-- BEGIN --

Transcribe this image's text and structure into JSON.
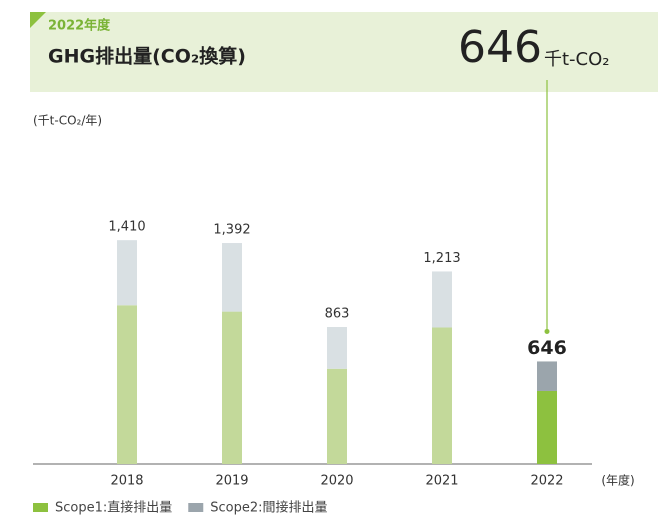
{
  "header": {
    "year": "2022年度",
    "title": "GHG排出量(CO₂換算)",
    "value": 646,
    "unit": "千t-CO₂"
  },
  "chart_data": {
    "type": "stacked_bar",
    "y_label": "(千t-CO₂/年)",
    "x_label": "(年度)",
    "categories": [
      "2018",
      "2019",
      "2020",
      "2021",
      "2022"
    ],
    "series": [
      {
        "name": "Scope1:直接排出量",
        "color": "#8dc13f",
        "faded_color": "#c3d99a",
        "values": [
          1000,
          960,
          600,
          860,
          460
        ]
      },
      {
        "name": "Scope2:間接排出量",
        "color": "#9ba5ac",
        "faded_color": "#d9e0e3",
        "values": [
          410,
          432,
          263,
          353,
          186
        ]
      }
    ],
    "totals": {
      "values": [
        1410,
        1392,
        863,
        1213,
        646
      ],
      "value_labels": [
        "1,410",
        "1,392",
        "863",
        "1,213",
        "646"
      ]
    },
    "highlight": "2022",
    "ylim": [
      0,
      1600
    ],
    "legend": "bottom-left"
  }
}
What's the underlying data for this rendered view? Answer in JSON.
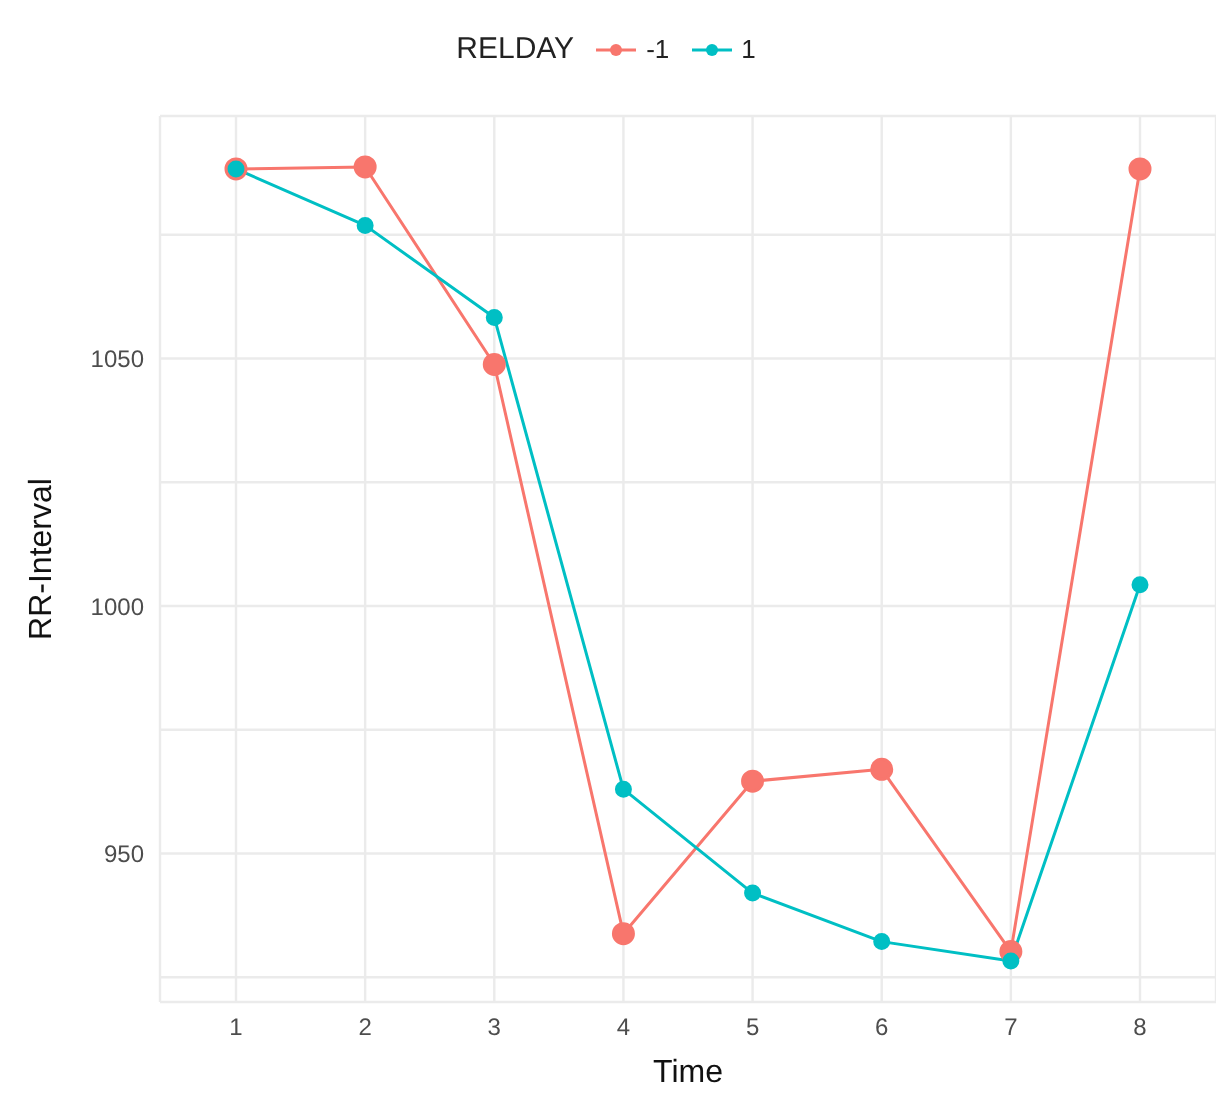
{
  "chart_data": {
    "type": "line",
    "xlabel": "Time",
    "ylabel": "RR-Interval",
    "legend_title": "RELDAY",
    "legend": "top",
    "grid": true,
    "marker": "circle",
    "line_style": "solid",
    "categories": [
      "1",
      "2",
      "3",
      "4",
      "5",
      "6",
      "7",
      "8"
    ],
    "series": [
      {
        "name": "-1",
        "color": "#f8766d",
        "values": [
          1088.3,
          1088.7,
          1048.8,
          933.8,
          964.6,
          967.0,
          930.2,
          1088.3
        ]
      },
      {
        "name": "1",
        "color": "#00bfc4",
        "values": [
          1088.3,
          1076.9,
          1058.3,
          963.0,
          942.0,
          932.2,
          928.3,
          1004.3
        ]
      }
    ],
    "ylim": [
      920,
      1099
    ],
    "yticks": [
      {
        "value": 925,
        "label": null
      },
      950,
      {
        "value": 975,
        "label": null
      },
      1000,
      {
        "value": 1025,
        "label": null
      },
      1050,
      {
        "value": 1075,
        "label": null
      }
    ]
  }
}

-- END --

Take the listing above and restate it word for word, without its pictures.

Transcribe this image's text and structure into JSON.
{
  "header": {
    "year": "2022年度",
    "title": "GHG排出量(CO₂換算)",
    "value": 646,
    "unit": "千t-CO₂"
  },
  "chart_data": {
    "type": "stacked_bar",
    "y_label": "(千t-CO₂/年)",
    "x_label": "(年度)",
    "categories": [
      "2018",
      "2019",
      "2020",
      "2021",
      "2022"
    ],
    "series": [
      {
        "name": "Scope1:直接排出量",
        "color": "#8dc13f",
        "faded_color": "#c3d99a",
        "values": [
          1000,
          960,
          600,
          860,
          460
        ]
      },
      {
        "name": "Scope2:間接排出量",
        "color": "#9ba5ac",
        "faded_color": "#d9e0e3",
        "values": [
          410,
          432,
          263,
          353,
          186
        ]
      }
    ],
    "totals": {
      "values": [
        1410,
        1392,
        863,
        1213,
        646
      ],
      "value_labels": [
        "1,410",
        "1,392",
        "863",
        "1,213",
        "646"
      ]
    },
    "highlight": "2022",
    "ylim": [
      0,
      1600
    ],
    "legend": "bottom-left"
  }
}
What's the underlying data for this rendered view? Answer in JSON.
{
  "chart_data": {
    "type": "line",
    "xlabel": "Time",
    "ylabel": "RR-Interval",
    "legend_title": "RELDAY",
    "legend": "top",
    "grid": true,
    "marker": "circle",
    "line_style": "solid",
    "categories": [
      "1",
      "2",
      "3",
      "4",
      "5",
      "6",
      "7",
      "8"
    ],
    "series": [
      {
        "name": "-1",
        "color": "#f8766d",
        "values": [
          1088.3,
          1088.7,
          1048.8,
          933.8,
          964.6,
          967.0,
          930.2,
          1088.3
        ]
      },
      {
        "name": "1",
        "color": "#00bfc4",
        "values": [
          1088.3,
          1076.9,
          1058.3,
          963.0,
          942.0,
          932.2,
          928.3,
          1004.3
        ]
      }
    ],
    "ylim": [
      920,
      1099
    ],
    "yticks": [
      {
        "value": 925,
        "label": null
      },
      950,
      {
        "value": 975,
        "label": null
      },
      1000,
      {
        "value": 1025,
        "label": null
      },
      1050,
      {
        "value": 1075,
        "label": null
      }
    ]
  }
}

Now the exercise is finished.